Task directions: Find and copy every line in the records that includes the string "Rubio".

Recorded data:
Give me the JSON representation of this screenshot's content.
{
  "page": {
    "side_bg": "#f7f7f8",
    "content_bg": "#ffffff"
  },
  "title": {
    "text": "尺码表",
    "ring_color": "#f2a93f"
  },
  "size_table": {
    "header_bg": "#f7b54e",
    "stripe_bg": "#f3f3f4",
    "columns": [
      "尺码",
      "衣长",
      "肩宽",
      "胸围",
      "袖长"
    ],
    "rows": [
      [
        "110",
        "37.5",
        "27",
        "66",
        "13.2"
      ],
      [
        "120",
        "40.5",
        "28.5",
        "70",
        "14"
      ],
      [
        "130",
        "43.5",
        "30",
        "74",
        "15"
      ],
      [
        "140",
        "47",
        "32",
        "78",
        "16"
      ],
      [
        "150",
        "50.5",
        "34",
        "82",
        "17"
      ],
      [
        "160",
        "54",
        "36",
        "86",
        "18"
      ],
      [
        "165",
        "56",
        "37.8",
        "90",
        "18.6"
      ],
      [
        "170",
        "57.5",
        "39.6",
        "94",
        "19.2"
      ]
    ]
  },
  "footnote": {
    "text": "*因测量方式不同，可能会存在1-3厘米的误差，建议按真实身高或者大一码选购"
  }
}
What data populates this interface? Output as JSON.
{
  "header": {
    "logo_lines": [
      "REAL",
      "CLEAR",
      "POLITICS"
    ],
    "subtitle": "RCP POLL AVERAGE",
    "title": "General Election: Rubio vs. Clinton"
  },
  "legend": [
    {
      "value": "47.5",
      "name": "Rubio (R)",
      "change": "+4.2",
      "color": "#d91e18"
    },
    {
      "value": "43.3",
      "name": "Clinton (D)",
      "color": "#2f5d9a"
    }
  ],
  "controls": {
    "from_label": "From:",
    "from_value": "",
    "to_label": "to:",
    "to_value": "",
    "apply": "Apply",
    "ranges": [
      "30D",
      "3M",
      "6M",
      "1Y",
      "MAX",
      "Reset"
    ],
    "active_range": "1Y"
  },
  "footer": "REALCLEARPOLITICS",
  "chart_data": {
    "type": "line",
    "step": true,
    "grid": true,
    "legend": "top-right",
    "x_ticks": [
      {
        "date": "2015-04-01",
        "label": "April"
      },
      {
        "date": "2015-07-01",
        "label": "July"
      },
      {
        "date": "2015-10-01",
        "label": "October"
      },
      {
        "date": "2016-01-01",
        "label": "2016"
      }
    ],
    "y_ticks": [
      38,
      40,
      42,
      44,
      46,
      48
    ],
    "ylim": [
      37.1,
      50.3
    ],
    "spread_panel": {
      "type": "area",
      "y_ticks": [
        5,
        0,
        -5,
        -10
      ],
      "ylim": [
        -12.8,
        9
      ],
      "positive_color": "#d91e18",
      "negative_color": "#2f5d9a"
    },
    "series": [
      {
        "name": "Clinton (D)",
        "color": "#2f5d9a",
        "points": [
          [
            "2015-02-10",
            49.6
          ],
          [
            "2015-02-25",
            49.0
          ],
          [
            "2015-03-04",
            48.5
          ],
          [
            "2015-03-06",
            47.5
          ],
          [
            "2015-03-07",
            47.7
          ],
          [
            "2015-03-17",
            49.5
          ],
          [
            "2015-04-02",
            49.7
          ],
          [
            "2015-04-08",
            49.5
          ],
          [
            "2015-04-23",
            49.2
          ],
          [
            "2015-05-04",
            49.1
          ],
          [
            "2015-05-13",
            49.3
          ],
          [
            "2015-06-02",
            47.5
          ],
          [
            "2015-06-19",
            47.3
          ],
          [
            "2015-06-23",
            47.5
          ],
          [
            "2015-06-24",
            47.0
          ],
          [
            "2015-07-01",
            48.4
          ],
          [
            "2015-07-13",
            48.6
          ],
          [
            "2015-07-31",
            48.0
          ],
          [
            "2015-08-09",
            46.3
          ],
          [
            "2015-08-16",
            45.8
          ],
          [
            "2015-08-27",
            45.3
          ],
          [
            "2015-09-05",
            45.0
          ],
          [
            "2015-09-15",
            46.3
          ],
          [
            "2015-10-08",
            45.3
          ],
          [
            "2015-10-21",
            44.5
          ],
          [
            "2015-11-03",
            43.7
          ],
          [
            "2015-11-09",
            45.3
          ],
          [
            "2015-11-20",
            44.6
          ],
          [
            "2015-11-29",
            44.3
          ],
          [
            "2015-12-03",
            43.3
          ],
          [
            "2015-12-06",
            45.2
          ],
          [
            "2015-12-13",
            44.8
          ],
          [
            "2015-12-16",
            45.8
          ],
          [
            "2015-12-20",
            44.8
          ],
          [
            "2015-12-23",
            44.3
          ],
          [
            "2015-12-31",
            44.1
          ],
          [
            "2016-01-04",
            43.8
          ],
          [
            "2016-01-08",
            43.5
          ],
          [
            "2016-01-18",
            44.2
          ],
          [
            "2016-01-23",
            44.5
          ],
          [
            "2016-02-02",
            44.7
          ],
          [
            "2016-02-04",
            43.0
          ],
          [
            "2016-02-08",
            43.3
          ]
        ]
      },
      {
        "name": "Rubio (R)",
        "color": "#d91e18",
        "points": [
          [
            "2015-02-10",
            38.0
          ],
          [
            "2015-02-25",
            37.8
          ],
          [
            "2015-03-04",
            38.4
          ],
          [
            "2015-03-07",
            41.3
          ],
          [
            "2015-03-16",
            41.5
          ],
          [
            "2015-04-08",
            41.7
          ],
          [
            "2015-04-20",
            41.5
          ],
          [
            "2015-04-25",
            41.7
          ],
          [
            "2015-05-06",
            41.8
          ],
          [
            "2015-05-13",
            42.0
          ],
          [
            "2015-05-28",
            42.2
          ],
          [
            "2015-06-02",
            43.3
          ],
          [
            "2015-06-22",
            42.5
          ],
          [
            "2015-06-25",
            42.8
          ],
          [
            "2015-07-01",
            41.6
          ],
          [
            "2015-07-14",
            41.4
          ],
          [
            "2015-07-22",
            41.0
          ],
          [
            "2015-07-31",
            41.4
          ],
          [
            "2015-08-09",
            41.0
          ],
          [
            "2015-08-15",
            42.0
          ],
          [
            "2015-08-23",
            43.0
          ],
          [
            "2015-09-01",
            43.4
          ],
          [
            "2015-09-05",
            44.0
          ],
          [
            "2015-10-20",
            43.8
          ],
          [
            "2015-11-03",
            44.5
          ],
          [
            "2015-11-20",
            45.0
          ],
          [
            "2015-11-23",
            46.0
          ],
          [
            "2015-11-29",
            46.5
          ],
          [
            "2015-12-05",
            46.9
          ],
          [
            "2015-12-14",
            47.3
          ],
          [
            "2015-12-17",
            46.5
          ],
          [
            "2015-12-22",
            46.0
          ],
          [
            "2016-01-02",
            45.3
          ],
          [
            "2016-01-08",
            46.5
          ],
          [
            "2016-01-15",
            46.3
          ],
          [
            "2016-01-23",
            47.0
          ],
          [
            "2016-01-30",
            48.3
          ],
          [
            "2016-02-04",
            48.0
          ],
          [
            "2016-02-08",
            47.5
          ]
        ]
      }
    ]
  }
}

Exercise response:
    "title": "General Election: Rubio vs. Clinton"
      "name": "Rubio (R)",
        "name": "Rubio (R)",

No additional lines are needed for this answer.